Emit the entire listing verbatim.

## begin DATA IN THIS EXERCISE

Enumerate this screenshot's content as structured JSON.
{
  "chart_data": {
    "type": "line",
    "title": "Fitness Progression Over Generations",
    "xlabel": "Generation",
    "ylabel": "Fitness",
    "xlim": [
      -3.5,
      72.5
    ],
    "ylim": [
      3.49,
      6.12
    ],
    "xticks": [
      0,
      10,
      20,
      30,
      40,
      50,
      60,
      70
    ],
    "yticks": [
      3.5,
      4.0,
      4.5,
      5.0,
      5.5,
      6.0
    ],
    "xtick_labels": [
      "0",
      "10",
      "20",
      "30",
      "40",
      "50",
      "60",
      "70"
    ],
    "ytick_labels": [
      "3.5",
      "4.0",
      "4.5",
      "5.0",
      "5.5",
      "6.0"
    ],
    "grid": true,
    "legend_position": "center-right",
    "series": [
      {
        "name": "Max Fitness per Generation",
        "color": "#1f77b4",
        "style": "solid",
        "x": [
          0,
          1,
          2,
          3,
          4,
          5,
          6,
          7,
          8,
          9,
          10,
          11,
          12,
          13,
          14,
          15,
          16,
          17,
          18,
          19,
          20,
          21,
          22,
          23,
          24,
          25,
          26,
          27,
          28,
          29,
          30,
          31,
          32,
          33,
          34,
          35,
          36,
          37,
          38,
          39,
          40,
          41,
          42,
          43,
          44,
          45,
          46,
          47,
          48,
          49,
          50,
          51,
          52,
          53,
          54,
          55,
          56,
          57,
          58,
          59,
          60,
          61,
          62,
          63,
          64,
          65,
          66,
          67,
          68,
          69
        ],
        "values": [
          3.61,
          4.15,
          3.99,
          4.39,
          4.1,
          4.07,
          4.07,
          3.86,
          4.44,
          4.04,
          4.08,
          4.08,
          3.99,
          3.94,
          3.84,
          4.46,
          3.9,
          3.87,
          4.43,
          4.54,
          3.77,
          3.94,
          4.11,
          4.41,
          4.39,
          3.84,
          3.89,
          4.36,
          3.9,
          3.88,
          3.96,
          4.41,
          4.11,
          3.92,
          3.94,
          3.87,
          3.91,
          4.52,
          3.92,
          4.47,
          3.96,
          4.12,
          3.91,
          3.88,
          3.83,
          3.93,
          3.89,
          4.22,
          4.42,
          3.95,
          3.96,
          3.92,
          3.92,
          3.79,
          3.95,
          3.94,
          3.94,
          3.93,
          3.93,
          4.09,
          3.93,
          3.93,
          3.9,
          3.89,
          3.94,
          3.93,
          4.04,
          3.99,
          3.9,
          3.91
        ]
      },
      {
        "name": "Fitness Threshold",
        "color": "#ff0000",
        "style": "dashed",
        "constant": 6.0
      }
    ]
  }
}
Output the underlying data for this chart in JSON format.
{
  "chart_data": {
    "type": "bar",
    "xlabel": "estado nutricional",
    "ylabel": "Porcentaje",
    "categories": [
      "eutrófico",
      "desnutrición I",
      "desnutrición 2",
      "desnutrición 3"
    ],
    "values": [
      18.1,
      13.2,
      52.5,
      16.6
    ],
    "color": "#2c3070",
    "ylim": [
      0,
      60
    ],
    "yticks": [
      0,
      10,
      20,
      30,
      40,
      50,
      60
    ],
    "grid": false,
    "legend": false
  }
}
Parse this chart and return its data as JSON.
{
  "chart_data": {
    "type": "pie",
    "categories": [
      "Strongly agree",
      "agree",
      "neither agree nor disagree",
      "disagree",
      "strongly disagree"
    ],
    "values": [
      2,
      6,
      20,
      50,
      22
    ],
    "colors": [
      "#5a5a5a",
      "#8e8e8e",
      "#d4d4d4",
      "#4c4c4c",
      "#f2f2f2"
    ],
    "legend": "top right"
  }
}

## end DATA IN THIS EXERCISE

## OUTPUT FOR THIS TASK
Enumerate this screenshot's content as structured JSON.
{
  "chart_data": {
    "type": "line",
    "title": "Fitness Progression Over Generations",
    "xlabel": "Generation",
    "ylabel": "Fitness",
    "xlim": [
      -3.5,
      72.5
    ],
    "ylim": [
      3.49,
      6.12
    ],
    "xticks": [
      0,
      10,
      20,
      30,
      40,
      50,
      60,
      70
    ],
    "yticks": [
      3.5,
      4.0,
      4.5,
      5.0,
      5.5,
      6.0
    ],
    "xtick_labels": [
      "0",
      "10",
      "20",
      "30",
      "40",
      "50",
      "60",
      "70"
    ],
    "ytick_labels": [
      "3.5",
      "4.0",
      "4.5",
      "5.0",
      "5.5",
      "6.0"
    ],
    "grid": true,
    "legend_position": "center-right",
    "series": [
      {
        "name": "Max Fitness per Generation",
        "color": "#1f77b4",
        "style": "solid",
        "x": [
          0,
          1,
          2,
          3,
          4,
          5,
          6,
          7,
          8,
          9,
          10,
          11,
          12,
          13,
          14,
          15,
          16,
          17,
          18,
          19,
          20,
          21,
          22,
          23,
          24,
          25,
          26,
          27,
          28,
          29,
          30,
          31,
          32,
          33,
          34,
          35,
          36,
          37,
          38,
          39,
          40,
          41,
          42,
          43,
          44,
          45,
          46,
          47,
          48,
          49,
          50,
          51,
          52,
          53,
          54,
          55,
          56,
          57,
          58,
          59,
          60,
          61,
          62,
          63,
          64,
          65,
          66,
          67,
          68,
          69
        ],
        "values": [
          3.61,
          4.15,
          3.99,
          4.39,
          4.1,
          4.07,
          4.07,
          3.86,
          4.44,
          4.04,
          4.08,
          4.08,
          3.99,
          3.94,
          3.84,
          4.46,
          3.9,
          3.87,
          4.43,
          4.54,
          3.77,
          3.94,
          4.11,
          4.41,
          4.39,
          3.84,
          3.89,
          4.36,
          3.9,
          3.88,
          3.96,
          4.41,
          4.11,
          3.92,
          3.94,
          3.87,
          3.91,
          4.52,
          3.92,
          4.47,
          3.96,
          4.12,
          3.91,
          3.88,
          3.83,
          3.93,
          3.89,
          4.22,
          4.42,
          3.95,
          3.96,
          3.92,
          3.92,
          3.79,
          3.95,
          3.94,
          3.94,
          3.93,
          3.93,
          4.09,
          3.93,
          3.93,
          3.9,
          3.89,
          3.94,
          3.93,
          4.04,
          3.99,
          3.9,
          3.91
        ]
      },
      {
        "name": "Fitness Threshold",
        "color": "#ff0000",
        "style": "dashed",
        "constant": 6.0
      }
    ]
  }
}
Output the underlying data for this chart in JSON format.
{
  "chart_data": {
    "type": "bar",
    "xlabel": "estado nutricional",
    "ylabel": "Porcentaje",
    "categories": [
      "eutrófico",
      "desnutrición I",
      "desnutrición 2",
      "desnutrición 3"
    ],
    "values": [
      18.1,
      13.2,
      52.5,
      16.6
    ],
    "color": "#2c3070",
    "ylim": [
      0,
      60
    ],
    "yticks": [
      0,
      10,
      20,
      30,
      40,
      50,
      60
    ],
    "grid": false,
    "legend": false
  }
}
Parse this chart and return its data as JSON.
{
  "chart_data": {
    "type": "pie",
    "categories": [
      "Strongly agree",
      "agree",
      "neither agree nor disagree",
      "disagree",
      "strongly disagree"
    ],
    "values": [
      2,
      6,
      20,
      50,
      22
    ],
    "colors": [
      "#5a5a5a",
      "#8e8e8e",
      "#d4d4d4",
      "#4c4c4c",
      "#f2f2f2"
    ],
    "legend": "top right"
  }
}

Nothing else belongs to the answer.